### INSTRUCTION
The records below must be output exactly, without pictures.

────

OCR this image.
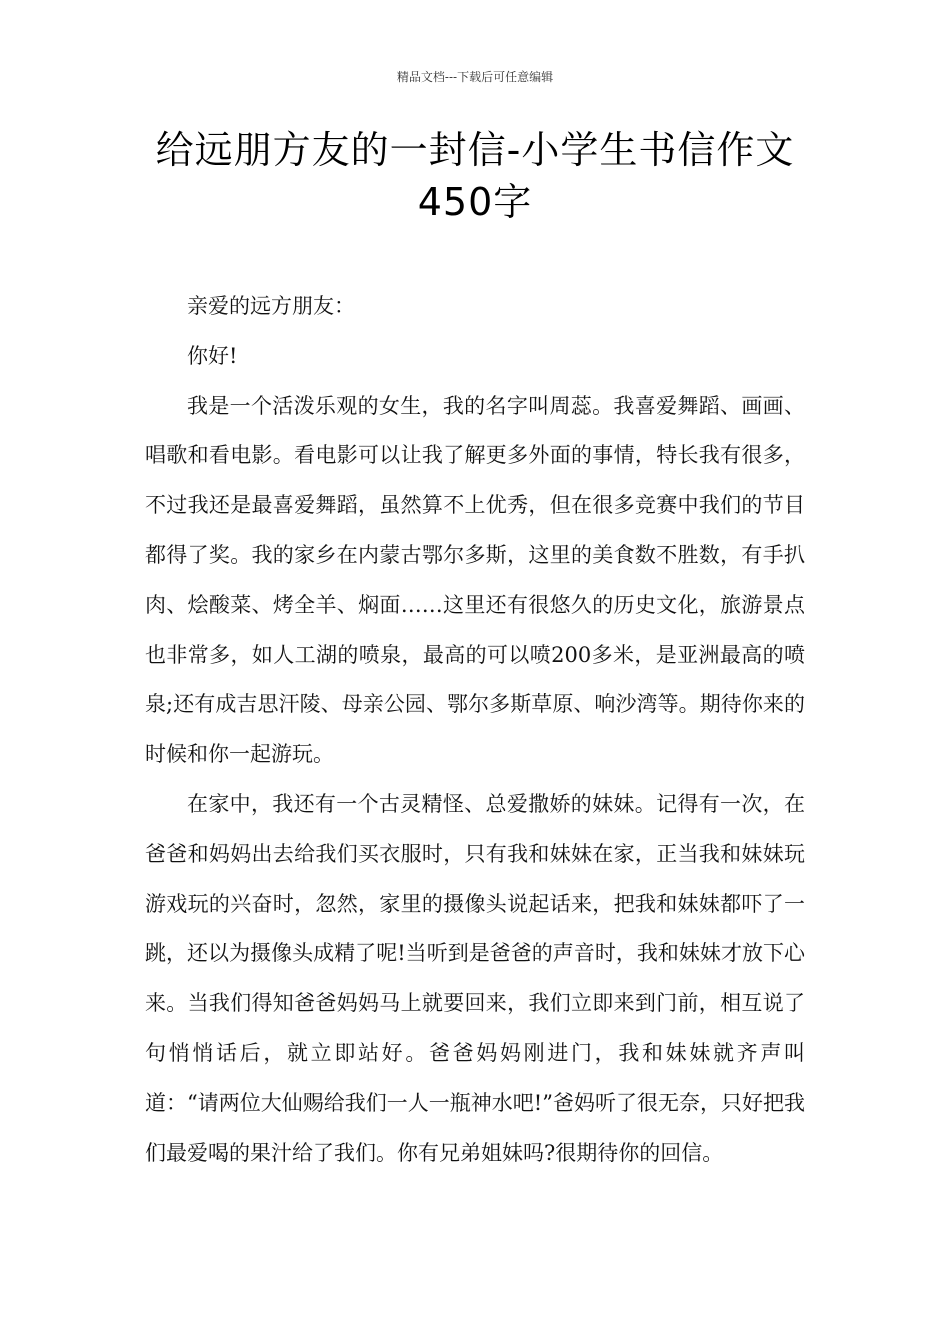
精品文档---下载后可任意编辑
给远朋方友的一封信-小学生书信作文
450字

亲爱的远方朋友：

你好!

我是一个活泼乐观的女生，我的名字叫周蕊。我喜爱舞蹈、画画、唱歌和看电影。看电影可以让我了解更多外面的事情，特长我有很多，不过我还是最喜爱舞蹈，虽然算不上优秀，但在很多竞赛中我们的节目都得了奖。我的家乡在内蒙古鄂尔多斯，这里的美食数不胜数，有手扒肉、烩酸菜、烤全羊、焖面……这里还有很悠久的历史文化，旅游景点也非常多，如人工湖的喷泉，最高的可以喷200多米，是亚洲最高的喷泉;还有成吉思汗陵、母亲公园、鄂尔多斯草原、响沙湾等。期待你来的时候和你一起游玩。

在家中，我还有一个古灵精怪、总爱撒娇的妹妹。记得有一次，在爸爸和妈妈出去给我们买衣服时，只有我和妹妹在家，正当我和妹妹玩游戏玩的兴奋时，忽然，家里的摄像头说起话来，把我和妹妹都吓了一跳，还以为摄像头成精了呢!当听到是爸爸的声音时，我和妹妹才放下心来。当我们得知爸爸妈妈马上就要回来，我们立即来到门前，相互说了句悄悄话后，就立即站好。爸爸妈妈刚进门，我和妹妹就齐声叫道：“请两位大仙赐给我们一人一瓶神水吧!”爸妈听了很无奈，只好把我们最爱喝的果汁给了我们。你有兄弟姐妹吗?很期待你的回信。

────

### THE COMPLETED TASK
OCR this image.
精品文档---下载后可任意编辑
给远朋方友的一封信-小学生书信作文
450字

亲爱的远方朋友：

你好!

我是一个活泼乐观的女生，我的名字叫周蕊。我喜爱舞蹈、画画、唱歌和看电影。看电影可以让我了解更多外面的事情，特长我有很多，不过我还是最喜爱舞蹈，虽然算不上优秀，但在很多竞赛中我们的节目都得了奖。我的家乡在内蒙古鄂尔多斯，这里的美食数不胜数，有手扒肉、烩酸菜、烤全羊、焖面……这里还有很悠久的历史文化，旅游景点也非常多，如人工湖的喷泉，最高的可以喷200多米，是亚洲最高的喷泉;还有成吉思汗陵、母亲公园、鄂尔多斯草原、响沙湾等。期待你来的时候和你一起游玩。

在家中，我还有一个古灵精怪、总爱撒娇的妹妹。记得有一次，在爸爸和妈妈出去给我们买衣服时，只有我和妹妹在家，正当我和妹妹玩游戏玩的兴奋时，忽然，家里的摄像头说起话来，把我和妹妹都吓了一跳，还以为摄像头成精了呢!当听到是爸爸的声音时，我和妹妹才放下心来。当我们得知爸爸妈妈马上就要回来，我们立即来到门前，相互说了句悄悄话后，就立即站好。爸爸妈妈刚进门，我和妹妹就齐声叫道：“请两位大仙赐给我们一人一瓶神水吧!”爸妈听了很无奈，只好把我们最爱喝的果汁给了我们。你有兄弟姐妹吗?很期待你的回信。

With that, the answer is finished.